■ **Task to complete**
Write out the data again exactly, skipping every picture.

■ **Supplied information**
----
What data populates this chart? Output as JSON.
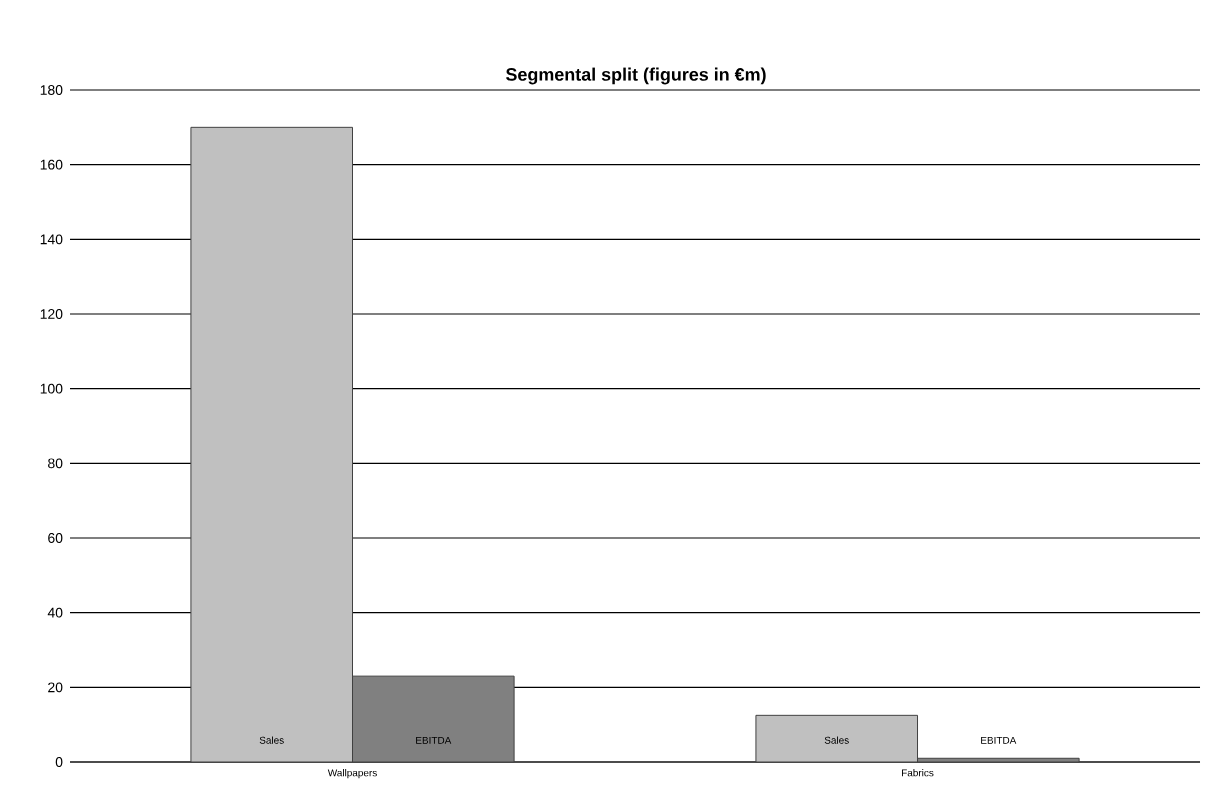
{
  "chart_data": {
    "type": "bar",
    "title": "Segmental split (figures in €m)",
    "categories": [
      "Wallpapers",
      "Fabrics"
    ],
    "series": [
      {
        "name": "Sales",
        "color": "#c0c0c0",
        "values": [
          170,
          12.5
        ]
      },
      {
        "name": "EBITDA",
        "color": "#808080",
        "values": [
          23,
          1
        ]
      }
    ],
    "ylim": [
      0,
      180
    ],
    "yticks": [
      0,
      20,
      40,
      60,
      80,
      100,
      120,
      140,
      160,
      180
    ],
    "grid": "y"
  }
}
----
■ **Written answer**
What data populates this chart? Output as JSON.
{
  "chart_data": {
    "type": "bar",
    "title": "Segmental split (figures in €m)",
    "categories": [
      "Wallpapers",
      "Fabrics"
    ],
    "series": [
      {
        "name": "Sales",
        "color": "#c0c0c0",
        "values": [
          170,
          12.5
        ]
      },
      {
        "name": "EBITDA",
        "color": "#808080",
        "values": [
          23,
          1
        ]
      }
    ],
    "ylim": [
      0,
      180
    ],
    "yticks": [
      0,
      20,
      40,
      60,
      80,
      100,
      120,
      140,
      160,
      180
    ],
    "grid": "y"
  }
}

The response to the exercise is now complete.